◆ Challenge ◆
Type out the records that follow, exactly as given.

◆ Dataset extract ◆

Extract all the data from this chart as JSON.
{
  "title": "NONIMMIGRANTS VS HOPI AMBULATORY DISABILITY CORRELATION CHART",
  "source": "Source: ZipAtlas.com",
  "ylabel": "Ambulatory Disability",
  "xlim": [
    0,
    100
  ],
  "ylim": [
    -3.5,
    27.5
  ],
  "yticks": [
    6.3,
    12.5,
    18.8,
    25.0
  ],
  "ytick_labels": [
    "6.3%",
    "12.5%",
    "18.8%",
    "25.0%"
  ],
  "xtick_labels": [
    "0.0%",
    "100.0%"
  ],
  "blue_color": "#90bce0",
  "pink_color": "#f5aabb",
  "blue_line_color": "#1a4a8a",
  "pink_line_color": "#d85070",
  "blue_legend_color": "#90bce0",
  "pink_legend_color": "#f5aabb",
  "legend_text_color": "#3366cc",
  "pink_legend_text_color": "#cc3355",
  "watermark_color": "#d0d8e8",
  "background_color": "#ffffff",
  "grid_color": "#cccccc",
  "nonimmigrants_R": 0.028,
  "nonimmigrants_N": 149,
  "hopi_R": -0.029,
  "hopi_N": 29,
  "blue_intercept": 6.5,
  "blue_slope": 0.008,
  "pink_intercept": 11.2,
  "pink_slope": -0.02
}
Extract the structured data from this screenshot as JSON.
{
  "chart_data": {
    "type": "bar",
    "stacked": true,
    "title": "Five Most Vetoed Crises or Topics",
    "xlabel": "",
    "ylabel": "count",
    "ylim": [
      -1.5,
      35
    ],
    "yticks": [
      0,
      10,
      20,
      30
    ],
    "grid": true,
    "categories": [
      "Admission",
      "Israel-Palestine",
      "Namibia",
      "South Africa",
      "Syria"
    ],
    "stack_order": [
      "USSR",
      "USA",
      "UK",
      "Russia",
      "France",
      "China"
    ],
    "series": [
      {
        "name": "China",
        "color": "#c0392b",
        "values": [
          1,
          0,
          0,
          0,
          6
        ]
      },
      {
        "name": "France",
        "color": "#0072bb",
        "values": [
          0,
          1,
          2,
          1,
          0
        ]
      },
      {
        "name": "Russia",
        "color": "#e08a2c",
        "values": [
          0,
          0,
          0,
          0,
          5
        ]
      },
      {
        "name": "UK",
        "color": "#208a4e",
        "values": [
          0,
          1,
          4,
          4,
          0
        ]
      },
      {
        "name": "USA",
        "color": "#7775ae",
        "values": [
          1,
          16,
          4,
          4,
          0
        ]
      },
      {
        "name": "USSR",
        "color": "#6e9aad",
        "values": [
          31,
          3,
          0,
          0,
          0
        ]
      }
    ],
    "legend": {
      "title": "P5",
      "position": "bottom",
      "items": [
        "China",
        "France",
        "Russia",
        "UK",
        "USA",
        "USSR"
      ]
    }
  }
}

◆ The answer ◆
Extract all the data from this chart as JSON.
{
  "title": "NONIMMIGRANTS VS HOPI AMBULATORY DISABILITY CORRELATION CHART",
  "source": "Source: ZipAtlas.com",
  "ylabel": "Ambulatory Disability",
  "xlim": [
    0,
    100
  ],
  "ylim": [
    -3.5,
    27.5
  ],
  "yticks": [
    6.3,
    12.5,
    18.8,
    25.0
  ],
  "ytick_labels": [
    "6.3%",
    "12.5%",
    "18.8%",
    "25.0%"
  ],
  "xtick_labels": [
    "0.0%",
    "100.0%"
  ],
  "blue_color": "#90bce0",
  "pink_color": "#f5aabb",
  "blue_line_color": "#1a4a8a",
  "pink_line_color": "#d85070",
  "blue_legend_color": "#90bce0",
  "pink_legend_color": "#f5aabb",
  "legend_text_color": "#3366cc",
  "pink_legend_text_color": "#cc3355",
  "watermark_color": "#d0d8e8",
  "background_color": "#ffffff",
  "grid_color": "#cccccc",
  "nonimmigrants_R": 0.028,
  "nonimmigrants_N": 149,
  "hopi_R": -0.029,
  "hopi_N": 29,
  "blue_intercept": 6.5,
  "blue_slope": 0.008,
  "pink_intercept": 11.2,
  "pink_slope": -0.02
}
Extract the structured data from this screenshot as JSON.
{
  "chart_data": {
    "type": "bar",
    "stacked": true,
    "title": "Five Most Vetoed Crises or Topics",
    "xlabel": "",
    "ylabel": "count",
    "ylim": [
      -1.5,
      35
    ],
    "yticks": [
      0,
      10,
      20,
      30
    ],
    "grid": true,
    "categories": [
      "Admission",
      "Israel-Palestine",
      "Namibia",
      "South Africa",
      "Syria"
    ],
    "stack_order": [
      "USSR",
      "USA",
      "UK",
      "Russia",
      "France",
      "China"
    ],
    "series": [
      {
        "name": "China",
        "color": "#c0392b",
        "values": [
          1,
          0,
          0,
          0,
          6
        ]
      },
      {
        "name": "France",
        "color": "#0072bb",
        "values": [
          0,
          1,
          2,
          1,
          0
        ]
      },
      {
        "name": "Russia",
        "color": "#e08a2c",
        "values": [
          0,
          0,
          0,
          0,
          5
        ]
      },
      {
        "name": "UK",
        "color": "#208a4e",
        "values": [
          0,
          1,
          4,
          4,
          0
        ]
      },
      {
        "name": "USA",
        "color": "#7775ae",
        "values": [
          1,
          16,
          4,
          4,
          0
        ]
      },
      {
        "name": "USSR",
        "color": "#6e9aad",
        "values": [
          31,
          3,
          0,
          0,
          0
        ]
      }
    ],
    "legend": {
      "title": "P5",
      "position": "bottom",
      "items": [
        "China",
        "France",
        "Russia",
        "UK",
        "USA",
        "USSR"
      ]
    }
  }
}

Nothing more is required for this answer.